Work to do:
All of the data needs to be repeated exactly.

————————

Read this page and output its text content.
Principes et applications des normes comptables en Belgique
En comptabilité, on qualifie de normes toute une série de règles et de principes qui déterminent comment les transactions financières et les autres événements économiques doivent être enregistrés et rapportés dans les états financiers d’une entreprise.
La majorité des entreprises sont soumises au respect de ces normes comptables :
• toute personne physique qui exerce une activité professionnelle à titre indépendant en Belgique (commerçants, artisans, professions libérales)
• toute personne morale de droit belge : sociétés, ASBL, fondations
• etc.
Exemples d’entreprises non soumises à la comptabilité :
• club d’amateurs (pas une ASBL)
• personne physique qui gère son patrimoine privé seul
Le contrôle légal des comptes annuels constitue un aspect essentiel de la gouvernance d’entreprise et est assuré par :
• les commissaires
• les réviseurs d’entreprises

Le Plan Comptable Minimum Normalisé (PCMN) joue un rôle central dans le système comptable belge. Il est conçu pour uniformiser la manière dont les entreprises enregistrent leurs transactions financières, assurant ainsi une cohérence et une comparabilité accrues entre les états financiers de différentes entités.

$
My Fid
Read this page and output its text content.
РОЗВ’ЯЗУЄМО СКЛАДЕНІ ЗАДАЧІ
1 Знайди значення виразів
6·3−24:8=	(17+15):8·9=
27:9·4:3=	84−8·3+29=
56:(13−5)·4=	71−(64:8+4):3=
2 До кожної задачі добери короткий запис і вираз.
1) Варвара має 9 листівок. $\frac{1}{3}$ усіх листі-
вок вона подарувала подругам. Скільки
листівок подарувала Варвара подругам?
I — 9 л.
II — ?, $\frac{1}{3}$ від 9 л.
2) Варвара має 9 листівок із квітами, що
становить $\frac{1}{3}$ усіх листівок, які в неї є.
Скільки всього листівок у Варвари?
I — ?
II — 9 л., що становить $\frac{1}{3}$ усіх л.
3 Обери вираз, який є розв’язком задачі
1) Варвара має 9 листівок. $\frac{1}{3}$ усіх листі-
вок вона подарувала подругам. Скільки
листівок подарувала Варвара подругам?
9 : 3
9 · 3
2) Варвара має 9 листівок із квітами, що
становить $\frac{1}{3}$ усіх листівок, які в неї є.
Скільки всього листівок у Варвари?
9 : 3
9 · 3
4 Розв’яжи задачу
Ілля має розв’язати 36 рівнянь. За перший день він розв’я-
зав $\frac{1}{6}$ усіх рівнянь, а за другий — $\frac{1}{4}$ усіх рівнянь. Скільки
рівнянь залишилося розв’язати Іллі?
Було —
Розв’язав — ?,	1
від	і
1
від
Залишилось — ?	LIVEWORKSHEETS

————————

Exercise response:
Read this page and output its text content.
Principes et applications des normes comptables en Belgique
En comptabilité, on qualifie de normes toute une série de règles et de principes qui déterminent comment les transactions financières et les autres événements économiques doivent être enregistrés et rapportés dans les états financiers d’une entreprise.
La majorité des entreprises sont soumises au respect de ces normes comptables :
• toute personne physique qui exerce une activité professionnelle à titre indépendant en Belgique (commerçants, artisans, professions libérales)
• toute personne morale de droit belge : sociétés, ASBL, fondations
• etc.
Exemples d’entreprises non soumises à la comptabilité :
• club d’amateurs (pas une ASBL)
• personne physique qui gère son patrimoine privé seul
Le contrôle légal des comptes annuels constitue un aspect essentiel de la gouvernance d’entreprise et est assuré par :
• les commissaires
• les réviseurs d’entreprises

Le Plan Comptable Minimum Normalisé (PCMN) joue un rôle central dans le système comptable belge. Il est conçu pour uniformiser la manière dont les entreprises enregistrent leurs transactions financières, assurant ainsi une cohérence et une comparabilité accrues entre les états financiers de différentes entités.

$
My Fid
Read this page and output its text content.
РОЗВ’ЯЗУЄМО СКЛАДЕНІ ЗАДАЧІ
1 Знайди значення виразів
6·3−24:8=	(17+15):8·9=
27:9·4:3=	84−8·3+29=
56:(13−5)·4=	71−(64:8+4):3=
2 До кожної задачі добери короткий запис і вираз.
1) Варвара має 9 листівок. $\frac{1}{3}$ усіх листі-
вок вона подарувала подругам. Скільки
листівок подарувала Варвара подругам?
I — 9 л.
II — ?, $\frac{1}{3}$ від 9 л.
2) Варвара має 9 листівок із квітами, що
становить $\frac{1}{3}$ усіх листівок, які в неї є.
Скільки всього листівок у Варвари?
I — ?
II — 9 л., що становить $\frac{1}{3}$ усіх л.
3 Обери вираз, який є розв’язком задачі
1) Варвара має 9 листівок. $\frac{1}{3}$ усіх листі-
вок вона подарувала подругам. Скільки
листівок подарувала Варвара подругам?
9 : 3
9 · 3
2) Варвара має 9 листівок із квітами, що
становить $\frac{1}{3}$ усіх листівок, які в неї є.
Скільки всього листівок у Варвари?
9 : 3
9 · 3
4 Розв’яжи задачу
Ілля має розв’язати 36 рівнянь. За перший день він розв’я-
зав $\frac{1}{6}$ усіх рівнянь, а за другий — $\frac{1}{4}$ усіх рівнянь. Скільки
рівнянь залишилося розв’язати Іллі?
Було —
Розв’язав — ?,	1
від	і
1
від
Залишилось — ?	LIVEWORKSHEETS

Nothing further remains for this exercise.